## WHAT TO DO:
Go through the entries and count the lines with the string "Alto" in them. Give only that number.

## DATASET CONTENT:
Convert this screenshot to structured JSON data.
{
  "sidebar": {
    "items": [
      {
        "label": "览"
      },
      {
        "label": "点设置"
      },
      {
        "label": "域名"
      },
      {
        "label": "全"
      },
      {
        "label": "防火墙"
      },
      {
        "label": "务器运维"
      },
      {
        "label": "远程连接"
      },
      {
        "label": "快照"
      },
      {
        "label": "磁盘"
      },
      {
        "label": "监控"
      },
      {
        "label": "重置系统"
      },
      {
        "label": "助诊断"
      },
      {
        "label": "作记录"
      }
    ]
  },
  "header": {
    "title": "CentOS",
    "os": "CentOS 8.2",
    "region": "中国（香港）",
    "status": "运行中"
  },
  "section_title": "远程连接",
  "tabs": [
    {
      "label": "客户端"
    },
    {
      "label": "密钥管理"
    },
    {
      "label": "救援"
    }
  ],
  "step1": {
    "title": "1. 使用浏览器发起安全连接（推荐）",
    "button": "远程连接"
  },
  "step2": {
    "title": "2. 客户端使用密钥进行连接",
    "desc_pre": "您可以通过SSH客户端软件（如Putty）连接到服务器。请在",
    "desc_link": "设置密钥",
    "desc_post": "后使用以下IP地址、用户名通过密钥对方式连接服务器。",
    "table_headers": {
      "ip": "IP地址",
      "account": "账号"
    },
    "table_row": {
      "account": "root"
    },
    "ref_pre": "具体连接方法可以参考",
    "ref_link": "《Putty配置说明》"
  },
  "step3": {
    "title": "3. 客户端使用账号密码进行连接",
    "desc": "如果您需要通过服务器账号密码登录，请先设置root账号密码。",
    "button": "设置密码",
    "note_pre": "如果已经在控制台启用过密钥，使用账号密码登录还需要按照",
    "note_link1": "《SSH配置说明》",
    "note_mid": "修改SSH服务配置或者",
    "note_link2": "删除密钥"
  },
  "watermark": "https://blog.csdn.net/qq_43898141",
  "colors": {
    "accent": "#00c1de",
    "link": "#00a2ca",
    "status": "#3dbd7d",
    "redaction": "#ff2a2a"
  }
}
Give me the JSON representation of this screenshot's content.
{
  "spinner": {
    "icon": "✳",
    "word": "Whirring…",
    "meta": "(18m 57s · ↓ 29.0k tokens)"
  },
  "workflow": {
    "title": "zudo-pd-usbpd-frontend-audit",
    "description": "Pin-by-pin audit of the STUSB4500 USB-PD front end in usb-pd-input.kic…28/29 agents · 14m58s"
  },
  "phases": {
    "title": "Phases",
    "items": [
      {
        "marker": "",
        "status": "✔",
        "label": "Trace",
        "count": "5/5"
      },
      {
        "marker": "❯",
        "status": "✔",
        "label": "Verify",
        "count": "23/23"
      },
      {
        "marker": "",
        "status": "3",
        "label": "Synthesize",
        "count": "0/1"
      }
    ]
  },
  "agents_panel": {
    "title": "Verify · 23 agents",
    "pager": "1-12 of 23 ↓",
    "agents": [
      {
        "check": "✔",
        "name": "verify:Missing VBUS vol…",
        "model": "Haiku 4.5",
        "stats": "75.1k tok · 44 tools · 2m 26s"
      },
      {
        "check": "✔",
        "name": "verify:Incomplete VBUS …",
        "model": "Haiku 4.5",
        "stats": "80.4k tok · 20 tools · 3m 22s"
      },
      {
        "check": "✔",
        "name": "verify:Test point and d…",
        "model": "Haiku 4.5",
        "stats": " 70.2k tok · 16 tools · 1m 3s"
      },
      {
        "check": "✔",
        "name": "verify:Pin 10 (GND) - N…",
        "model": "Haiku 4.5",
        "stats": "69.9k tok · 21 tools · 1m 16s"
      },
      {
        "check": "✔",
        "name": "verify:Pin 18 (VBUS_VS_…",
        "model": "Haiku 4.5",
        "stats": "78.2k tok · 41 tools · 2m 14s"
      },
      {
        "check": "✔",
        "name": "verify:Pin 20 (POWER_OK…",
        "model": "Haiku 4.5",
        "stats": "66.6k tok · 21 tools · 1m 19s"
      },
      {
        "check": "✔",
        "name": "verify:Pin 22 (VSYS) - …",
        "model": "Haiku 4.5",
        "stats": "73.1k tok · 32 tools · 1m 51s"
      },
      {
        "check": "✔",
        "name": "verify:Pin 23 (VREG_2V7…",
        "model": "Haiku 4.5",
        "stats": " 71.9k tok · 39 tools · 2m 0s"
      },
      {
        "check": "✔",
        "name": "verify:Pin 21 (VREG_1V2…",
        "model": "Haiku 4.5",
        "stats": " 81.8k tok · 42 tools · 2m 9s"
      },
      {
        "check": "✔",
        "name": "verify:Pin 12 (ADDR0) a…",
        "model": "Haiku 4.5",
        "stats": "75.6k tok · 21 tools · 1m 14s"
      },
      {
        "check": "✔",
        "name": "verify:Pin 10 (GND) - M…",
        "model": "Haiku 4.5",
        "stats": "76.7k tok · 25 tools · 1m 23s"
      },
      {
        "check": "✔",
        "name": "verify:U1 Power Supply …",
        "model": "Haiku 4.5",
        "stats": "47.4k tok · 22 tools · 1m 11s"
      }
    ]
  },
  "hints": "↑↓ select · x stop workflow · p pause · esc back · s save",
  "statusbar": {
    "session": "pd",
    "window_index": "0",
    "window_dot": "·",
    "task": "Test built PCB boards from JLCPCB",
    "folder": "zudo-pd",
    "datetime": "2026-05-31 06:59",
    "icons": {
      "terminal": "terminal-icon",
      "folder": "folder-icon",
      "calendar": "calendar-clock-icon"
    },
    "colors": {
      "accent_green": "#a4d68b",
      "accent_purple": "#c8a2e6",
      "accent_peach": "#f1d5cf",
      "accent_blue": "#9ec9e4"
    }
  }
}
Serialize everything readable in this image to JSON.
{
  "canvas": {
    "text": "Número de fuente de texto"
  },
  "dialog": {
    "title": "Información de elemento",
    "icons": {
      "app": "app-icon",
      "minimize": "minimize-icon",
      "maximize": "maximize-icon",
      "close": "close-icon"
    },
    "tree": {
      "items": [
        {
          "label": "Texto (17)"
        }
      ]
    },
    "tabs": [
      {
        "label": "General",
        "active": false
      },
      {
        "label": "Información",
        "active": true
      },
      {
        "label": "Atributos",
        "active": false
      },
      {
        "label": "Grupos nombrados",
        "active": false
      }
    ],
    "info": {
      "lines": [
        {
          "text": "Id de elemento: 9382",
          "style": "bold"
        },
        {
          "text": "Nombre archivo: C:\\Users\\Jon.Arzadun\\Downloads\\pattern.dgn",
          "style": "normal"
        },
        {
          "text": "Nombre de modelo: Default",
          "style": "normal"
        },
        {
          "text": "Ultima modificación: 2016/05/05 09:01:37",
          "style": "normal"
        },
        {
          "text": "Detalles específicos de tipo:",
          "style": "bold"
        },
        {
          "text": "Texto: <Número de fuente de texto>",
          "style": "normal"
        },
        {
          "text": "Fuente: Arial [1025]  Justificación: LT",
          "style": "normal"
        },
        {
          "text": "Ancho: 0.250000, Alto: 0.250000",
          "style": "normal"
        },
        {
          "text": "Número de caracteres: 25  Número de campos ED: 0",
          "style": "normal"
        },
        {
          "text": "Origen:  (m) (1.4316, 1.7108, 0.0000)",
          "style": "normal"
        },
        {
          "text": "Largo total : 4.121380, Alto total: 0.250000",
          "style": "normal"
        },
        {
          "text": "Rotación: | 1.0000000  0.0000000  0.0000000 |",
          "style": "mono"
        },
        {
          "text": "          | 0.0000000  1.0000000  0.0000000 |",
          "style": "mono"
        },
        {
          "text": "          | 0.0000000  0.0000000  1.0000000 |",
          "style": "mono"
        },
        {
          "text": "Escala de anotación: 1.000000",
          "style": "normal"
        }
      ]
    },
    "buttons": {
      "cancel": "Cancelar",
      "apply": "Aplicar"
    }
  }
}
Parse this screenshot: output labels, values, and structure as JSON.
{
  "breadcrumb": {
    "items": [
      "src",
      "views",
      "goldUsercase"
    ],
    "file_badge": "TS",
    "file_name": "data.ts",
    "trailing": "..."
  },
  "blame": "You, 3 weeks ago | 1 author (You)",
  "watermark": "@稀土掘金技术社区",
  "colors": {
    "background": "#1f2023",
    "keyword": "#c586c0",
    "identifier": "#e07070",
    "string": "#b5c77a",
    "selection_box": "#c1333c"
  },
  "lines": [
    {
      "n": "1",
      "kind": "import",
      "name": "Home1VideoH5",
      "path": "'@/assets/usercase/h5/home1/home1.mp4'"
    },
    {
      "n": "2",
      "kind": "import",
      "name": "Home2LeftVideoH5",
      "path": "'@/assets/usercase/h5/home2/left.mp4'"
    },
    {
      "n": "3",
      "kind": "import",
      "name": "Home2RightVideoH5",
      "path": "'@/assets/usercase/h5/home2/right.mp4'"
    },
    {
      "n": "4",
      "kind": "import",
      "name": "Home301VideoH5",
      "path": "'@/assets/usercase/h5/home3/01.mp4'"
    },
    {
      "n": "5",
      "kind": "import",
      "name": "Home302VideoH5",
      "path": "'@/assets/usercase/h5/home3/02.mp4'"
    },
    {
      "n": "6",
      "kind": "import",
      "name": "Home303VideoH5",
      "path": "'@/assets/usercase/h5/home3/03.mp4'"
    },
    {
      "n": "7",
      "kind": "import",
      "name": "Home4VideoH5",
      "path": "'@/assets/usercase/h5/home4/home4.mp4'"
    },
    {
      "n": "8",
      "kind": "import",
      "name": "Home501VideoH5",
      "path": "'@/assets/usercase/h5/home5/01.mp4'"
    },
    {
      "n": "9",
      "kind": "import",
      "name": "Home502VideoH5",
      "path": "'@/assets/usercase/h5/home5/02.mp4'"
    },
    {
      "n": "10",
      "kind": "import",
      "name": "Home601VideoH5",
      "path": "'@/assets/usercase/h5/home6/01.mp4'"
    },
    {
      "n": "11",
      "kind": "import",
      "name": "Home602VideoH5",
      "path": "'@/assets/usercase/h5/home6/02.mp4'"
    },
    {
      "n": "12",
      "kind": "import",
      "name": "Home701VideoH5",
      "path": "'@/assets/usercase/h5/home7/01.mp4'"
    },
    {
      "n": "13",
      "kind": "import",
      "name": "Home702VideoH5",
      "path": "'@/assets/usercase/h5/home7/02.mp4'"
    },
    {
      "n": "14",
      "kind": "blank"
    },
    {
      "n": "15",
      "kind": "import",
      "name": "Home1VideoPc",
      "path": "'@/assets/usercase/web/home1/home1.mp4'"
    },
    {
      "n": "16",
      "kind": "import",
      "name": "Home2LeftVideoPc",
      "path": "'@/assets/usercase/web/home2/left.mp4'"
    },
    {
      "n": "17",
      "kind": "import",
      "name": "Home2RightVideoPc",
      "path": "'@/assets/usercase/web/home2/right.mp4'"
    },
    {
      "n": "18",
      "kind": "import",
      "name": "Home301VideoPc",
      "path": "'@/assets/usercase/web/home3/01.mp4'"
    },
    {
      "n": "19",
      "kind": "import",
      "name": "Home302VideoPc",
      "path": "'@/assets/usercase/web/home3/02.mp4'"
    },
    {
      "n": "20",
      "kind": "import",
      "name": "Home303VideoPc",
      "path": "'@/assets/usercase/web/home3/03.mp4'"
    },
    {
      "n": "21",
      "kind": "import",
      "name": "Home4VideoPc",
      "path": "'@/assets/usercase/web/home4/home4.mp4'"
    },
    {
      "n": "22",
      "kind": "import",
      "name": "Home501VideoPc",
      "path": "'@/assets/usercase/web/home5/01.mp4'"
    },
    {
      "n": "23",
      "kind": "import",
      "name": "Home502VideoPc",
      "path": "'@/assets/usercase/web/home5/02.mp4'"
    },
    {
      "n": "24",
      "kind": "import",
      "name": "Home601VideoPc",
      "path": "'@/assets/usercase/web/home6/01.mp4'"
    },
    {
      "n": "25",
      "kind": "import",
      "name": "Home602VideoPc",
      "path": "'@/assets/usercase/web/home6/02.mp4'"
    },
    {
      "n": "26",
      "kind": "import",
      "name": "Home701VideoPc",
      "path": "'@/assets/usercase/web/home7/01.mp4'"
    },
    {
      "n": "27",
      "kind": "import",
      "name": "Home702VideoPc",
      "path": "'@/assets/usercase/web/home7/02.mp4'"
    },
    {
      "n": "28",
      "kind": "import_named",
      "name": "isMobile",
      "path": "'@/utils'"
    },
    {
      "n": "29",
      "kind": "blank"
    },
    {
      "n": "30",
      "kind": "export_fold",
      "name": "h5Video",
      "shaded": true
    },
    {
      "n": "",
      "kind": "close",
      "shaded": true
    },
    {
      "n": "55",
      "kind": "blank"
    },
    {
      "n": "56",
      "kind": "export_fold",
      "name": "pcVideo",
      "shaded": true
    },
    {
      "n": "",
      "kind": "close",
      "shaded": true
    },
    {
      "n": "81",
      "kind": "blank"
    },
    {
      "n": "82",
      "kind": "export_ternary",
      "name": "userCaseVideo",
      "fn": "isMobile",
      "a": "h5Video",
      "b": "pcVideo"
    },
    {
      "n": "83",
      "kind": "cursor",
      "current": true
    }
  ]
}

## REPLY TO THE TASK:
2